— Start Extracted entries —

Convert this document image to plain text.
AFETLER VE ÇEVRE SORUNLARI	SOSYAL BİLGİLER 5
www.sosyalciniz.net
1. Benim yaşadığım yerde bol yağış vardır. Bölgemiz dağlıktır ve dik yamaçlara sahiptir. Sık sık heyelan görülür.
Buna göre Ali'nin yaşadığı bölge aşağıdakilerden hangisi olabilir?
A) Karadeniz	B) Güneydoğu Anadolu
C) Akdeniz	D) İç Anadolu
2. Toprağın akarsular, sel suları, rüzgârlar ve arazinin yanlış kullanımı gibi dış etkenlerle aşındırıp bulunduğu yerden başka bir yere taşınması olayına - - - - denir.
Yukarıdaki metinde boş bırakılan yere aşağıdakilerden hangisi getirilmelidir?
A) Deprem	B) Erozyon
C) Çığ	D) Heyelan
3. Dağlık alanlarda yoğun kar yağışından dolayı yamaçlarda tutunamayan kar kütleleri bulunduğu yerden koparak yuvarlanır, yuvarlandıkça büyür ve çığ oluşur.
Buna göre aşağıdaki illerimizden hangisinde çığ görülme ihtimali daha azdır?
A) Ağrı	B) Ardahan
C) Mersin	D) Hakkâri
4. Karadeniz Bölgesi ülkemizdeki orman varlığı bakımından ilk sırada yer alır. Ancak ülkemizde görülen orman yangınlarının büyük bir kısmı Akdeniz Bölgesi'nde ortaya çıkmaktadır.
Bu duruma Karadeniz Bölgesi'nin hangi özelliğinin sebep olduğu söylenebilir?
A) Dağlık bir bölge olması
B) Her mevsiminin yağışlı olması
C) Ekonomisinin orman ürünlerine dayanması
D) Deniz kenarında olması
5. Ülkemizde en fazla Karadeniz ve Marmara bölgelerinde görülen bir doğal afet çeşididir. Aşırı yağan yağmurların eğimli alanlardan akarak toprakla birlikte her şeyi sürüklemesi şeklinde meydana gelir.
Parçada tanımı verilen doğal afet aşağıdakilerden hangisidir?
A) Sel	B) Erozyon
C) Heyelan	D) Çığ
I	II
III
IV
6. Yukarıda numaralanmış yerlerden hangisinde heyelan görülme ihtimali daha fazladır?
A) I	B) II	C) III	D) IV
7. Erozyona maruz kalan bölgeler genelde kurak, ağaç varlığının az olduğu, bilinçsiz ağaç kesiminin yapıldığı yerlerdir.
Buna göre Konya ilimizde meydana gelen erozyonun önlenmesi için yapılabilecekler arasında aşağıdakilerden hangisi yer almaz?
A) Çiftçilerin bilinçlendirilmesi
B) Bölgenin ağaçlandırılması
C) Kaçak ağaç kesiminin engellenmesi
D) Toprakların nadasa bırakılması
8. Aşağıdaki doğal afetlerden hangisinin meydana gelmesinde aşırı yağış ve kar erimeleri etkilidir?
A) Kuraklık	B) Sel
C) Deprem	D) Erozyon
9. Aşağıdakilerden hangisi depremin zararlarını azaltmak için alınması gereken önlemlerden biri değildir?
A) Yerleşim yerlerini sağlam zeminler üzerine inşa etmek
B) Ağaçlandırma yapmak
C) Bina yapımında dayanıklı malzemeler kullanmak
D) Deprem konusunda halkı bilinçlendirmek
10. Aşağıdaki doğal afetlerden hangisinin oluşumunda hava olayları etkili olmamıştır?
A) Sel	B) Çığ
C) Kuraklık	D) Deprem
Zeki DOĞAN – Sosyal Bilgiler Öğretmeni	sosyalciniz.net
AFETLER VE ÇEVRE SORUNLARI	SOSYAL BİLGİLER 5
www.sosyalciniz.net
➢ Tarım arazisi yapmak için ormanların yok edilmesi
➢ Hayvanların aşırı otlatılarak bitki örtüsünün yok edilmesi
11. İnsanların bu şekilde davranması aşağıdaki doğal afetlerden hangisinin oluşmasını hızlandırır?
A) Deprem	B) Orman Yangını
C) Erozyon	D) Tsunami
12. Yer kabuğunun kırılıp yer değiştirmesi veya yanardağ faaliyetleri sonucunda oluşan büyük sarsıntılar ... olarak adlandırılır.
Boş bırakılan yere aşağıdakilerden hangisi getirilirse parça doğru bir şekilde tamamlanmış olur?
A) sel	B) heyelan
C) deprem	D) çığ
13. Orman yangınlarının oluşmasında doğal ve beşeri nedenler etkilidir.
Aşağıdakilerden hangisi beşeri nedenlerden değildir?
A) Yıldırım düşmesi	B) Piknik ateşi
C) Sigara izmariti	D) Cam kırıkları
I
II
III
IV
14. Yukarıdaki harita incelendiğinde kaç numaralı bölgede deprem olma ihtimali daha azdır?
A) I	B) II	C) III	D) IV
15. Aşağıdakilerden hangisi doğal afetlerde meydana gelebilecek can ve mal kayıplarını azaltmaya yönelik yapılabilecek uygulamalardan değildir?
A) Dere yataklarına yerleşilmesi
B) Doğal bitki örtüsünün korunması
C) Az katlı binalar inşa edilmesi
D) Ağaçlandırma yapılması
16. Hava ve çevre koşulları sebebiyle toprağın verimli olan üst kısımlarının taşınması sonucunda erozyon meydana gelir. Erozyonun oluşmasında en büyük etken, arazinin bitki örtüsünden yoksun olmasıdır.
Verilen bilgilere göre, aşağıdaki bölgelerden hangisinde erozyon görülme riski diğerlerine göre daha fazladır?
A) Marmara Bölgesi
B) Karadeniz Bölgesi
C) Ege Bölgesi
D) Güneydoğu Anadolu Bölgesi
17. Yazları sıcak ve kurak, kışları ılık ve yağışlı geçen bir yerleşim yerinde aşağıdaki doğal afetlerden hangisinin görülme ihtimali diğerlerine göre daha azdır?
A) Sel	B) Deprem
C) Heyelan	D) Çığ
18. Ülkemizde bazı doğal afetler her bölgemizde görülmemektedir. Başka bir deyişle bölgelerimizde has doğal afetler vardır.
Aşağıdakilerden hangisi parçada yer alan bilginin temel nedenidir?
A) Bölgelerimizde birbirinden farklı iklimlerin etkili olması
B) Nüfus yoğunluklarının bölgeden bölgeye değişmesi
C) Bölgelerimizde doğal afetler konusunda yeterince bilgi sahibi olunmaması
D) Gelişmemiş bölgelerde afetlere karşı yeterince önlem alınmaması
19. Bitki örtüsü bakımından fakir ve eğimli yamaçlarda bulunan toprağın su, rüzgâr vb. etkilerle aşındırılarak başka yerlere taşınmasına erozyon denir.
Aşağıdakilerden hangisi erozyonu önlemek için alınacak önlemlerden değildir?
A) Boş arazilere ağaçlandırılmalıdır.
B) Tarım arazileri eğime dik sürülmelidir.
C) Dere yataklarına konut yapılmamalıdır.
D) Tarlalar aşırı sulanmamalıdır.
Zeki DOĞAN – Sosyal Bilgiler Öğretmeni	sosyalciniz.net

— End Extracted entries —

• _Prompt_: Transcribe the data. Leave every line exactly as it is.

• _Task answer_:
Convert this document image to plain text.
AFETLER VE ÇEVRE SORUNLARI	SOSYAL BİLGİLER 5
www.sosyalciniz.net
1. Benim yaşadığım yerde bol yağış vardır. Bölgemiz dağlıktır ve dik yamaçlara sahiptir. Sık sık heyelan görülür.
Buna göre Ali'nin yaşadığı bölge aşağıdakilerden hangisi olabilir?
A) Karadeniz	B) Güneydoğu Anadolu
C) Akdeniz	D) İç Anadolu
2. Toprağın akarsular, sel suları, rüzgârlar ve arazinin yanlış kullanımı gibi dış etkenlerle aşındırıp bulunduğu yerden başka bir yere taşınması olayına - - - - denir.
Yukarıdaki metinde boş bırakılan yere aşağıdakilerden hangisi getirilmelidir?
A) Deprem	B) Erozyon
C) Çığ	D) Heyelan
3. Dağlık alanlarda yoğun kar yağışından dolayı yamaçlarda tutunamayan kar kütleleri bulunduğu yerden koparak yuvarlanır, yuvarlandıkça büyür ve çığ oluşur.
Buna göre aşağıdaki illerimizden hangisinde çığ görülme ihtimali daha azdır?
A) Ağrı	B) Ardahan
C) Mersin	D) Hakkâri
4. Karadeniz Bölgesi ülkemizdeki orman varlığı bakımından ilk sırada yer alır. Ancak ülkemizde görülen orman yangınlarının büyük bir kısmı Akdeniz Bölgesi'nde ortaya çıkmaktadır.
Bu duruma Karadeniz Bölgesi'nin hangi özelliğinin sebep olduğu söylenebilir?
A) Dağlık bir bölge olması
B) Her mevsiminin yağışlı olması
C) Ekonomisinin orman ürünlerine dayanması
D) Deniz kenarında olması
5. Ülkemizde en fazla Karadeniz ve Marmara bölgelerinde görülen bir doğal afet çeşididir. Aşırı yağan yağmurların eğimli alanlardan akarak toprakla birlikte her şeyi sürüklemesi şeklinde meydana gelir.
Parçada tanımı verilen doğal afet aşağıdakilerden hangisidir?
A) Sel	B) Erozyon
C) Heyelan	D) Çığ
I	II
III
IV
6. Yukarıda numaralanmış yerlerden hangisinde heyelan görülme ihtimali daha fazladır?
A) I	B) II	C) III	D) IV
7. Erozyona maruz kalan bölgeler genelde kurak, ağaç varlığının az olduğu, bilinçsiz ağaç kesiminin yapıldığı yerlerdir.
Buna göre Konya ilimizde meydana gelen erozyonun önlenmesi için yapılabilecekler arasında aşağıdakilerden hangisi yer almaz?
A) Çiftçilerin bilinçlendirilmesi
B) Bölgenin ağaçlandırılması
C) Kaçak ağaç kesiminin engellenmesi
D) Toprakların nadasa bırakılması
8. Aşağıdaki doğal afetlerden hangisinin meydana gelmesinde aşırı yağış ve kar erimeleri etkilidir?
A) Kuraklık	B) Sel
C) Deprem	D) Erozyon
9. Aşağıdakilerden hangisi depremin zararlarını azaltmak için alınması gereken önlemlerden biri değildir?
A) Yerleşim yerlerini sağlam zeminler üzerine inşa etmek
B) Ağaçlandırma yapmak
C) Bina yapımında dayanıklı malzemeler kullanmak
D) Deprem konusunda halkı bilinçlendirmek
10. Aşağıdaki doğal afetlerden hangisinin oluşumunda hava olayları etkili olmamıştır?
A) Sel	B) Çığ
C) Kuraklık	D) Deprem
Zeki DOĞAN – Sosyal Bilgiler Öğretmeni	sosyalciniz.net
AFETLER VE ÇEVRE SORUNLARI	SOSYAL BİLGİLER 5
www.sosyalciniz.net
➢ Tarım arazisi yapmak için ormanların yok edilmesi
➢ Hayvanların aşırı otlatılarak bitki örtüsünün yok edilmesi
11. İnsanların bu şekilde davranması aşağıdaki doğal afetlerden hangisinin oluşmasını hızlandırır?
A) Deprem	B) Orman Yangını
C) Erozyon	D) Tsunami
12. Yer kabuğunun kırılıp yer değiştirmesi veya yanardağ faaliyetleri sonucunda oluşan büyük sarsıntılar ... olarak adlandırılır.
Boş bırakılan yere aşağıdakilerden hangisi getirilirse parça doğru bir şekilde tamamlanmış olur?
A) sel	B) heyelan
C) deprem	D) çığ
13. Orman yangınlarının oluşmasında doğal ve beşeri nedenler etkilidir.
Aşağıdakilerden hangisi beşeri nedenlerden değildir?
A) Yıldırım düşmesi	B) Piknik ateşi
C) Sigara izmariti	D) Cam kırıkları
I
II
III
IV
14. Yukarıdaki harita incelendiğinde kaç numaralı bölgede deprem olma ihtimali daha azdır?
A) I	B) II	C) III	D) IV
15. Aşağıdakilerden hangisi doğal afetlerde meydana gelebilecek can ve mal kayıplarını azaltmaya yönelik yapılabilecek uygulamalardan değildir?
A) Dere yataklarına yerleşilmesi
B) Doğal bitki örtüsünün korunması
C) Az katlı binalar inşa edilmesi
D) Ağaçlandırma yapılması
16. Hava ve çevre koşulları sebebiyle toprağın verimli olan üst kısımlarının taşınması sonucunda erozyon meydana gelir. Erozyonun oluşmasında en büyük etken, arazinin bitki örtüsünden yoksun olmasıdır.
Verilen bilgilere göre, aşağıdaki bölgelerden hangisinde erozyon görülme riski diğerlerine göre daha fazladır?
A) Marmara Bölgesi
B) Karadeniz Bölgesi
C) Ege Bölgesi
D) Güneydoğu Anadolu Bölgesi
17. Yazları sıcak ve kurak, kışları ılık ve yağışlı geçen bir yerleşim yerinde aşağıdaki doğal afetlerden hangisinin görülme ihtimali diğerlerine göre daha azdır?
A) Sel	B) Deprem
C) Heyelan	D) Çığ
18. Ülkemizde bazı doğal afetler her bölgemizde görülmemektedir. Başka bir deyişle bölgelerimizde has doğal afetler vardır.
Aşağıdakilerden hangisi parçada yer alan bilginin temel nedenidir?
A) Bölgelerimizde birbirinden farklı iklimlerin etkili olması
B) Nüfus yoğunluklarının bölgeden bölgeye değişmesi
C) Bölgelerimizde doğal afetler konusunda yeterince bilgi sahibi olunmaması
D) Gelişmemiş bölgelerde afetlere karşı yeterince önlem alınmaması
19. Bitki örtüsü bakımından fakir ve eğimli yamaçlarda bulunan toprağın su, rüzgâr vb. etkilerle aşındırılarak başka yerlere taşınmasına erozyon denir.
Aşağıdakilerden hangisi erozyonu önlemek için alınacak önlemlerden değildir?
A) Boş arazilere ağaçlandırılmalıdır.
B) Tarım arazileri eğime dik sürülmelidir.
C) Dere yataklarına konut yapılmamalıdır.
D) Tarlalar aşırı sulanmamalıdır.
Zeki DOĞAN – Sosyal Bilgiler Öğretmeni	sosyalciniz.net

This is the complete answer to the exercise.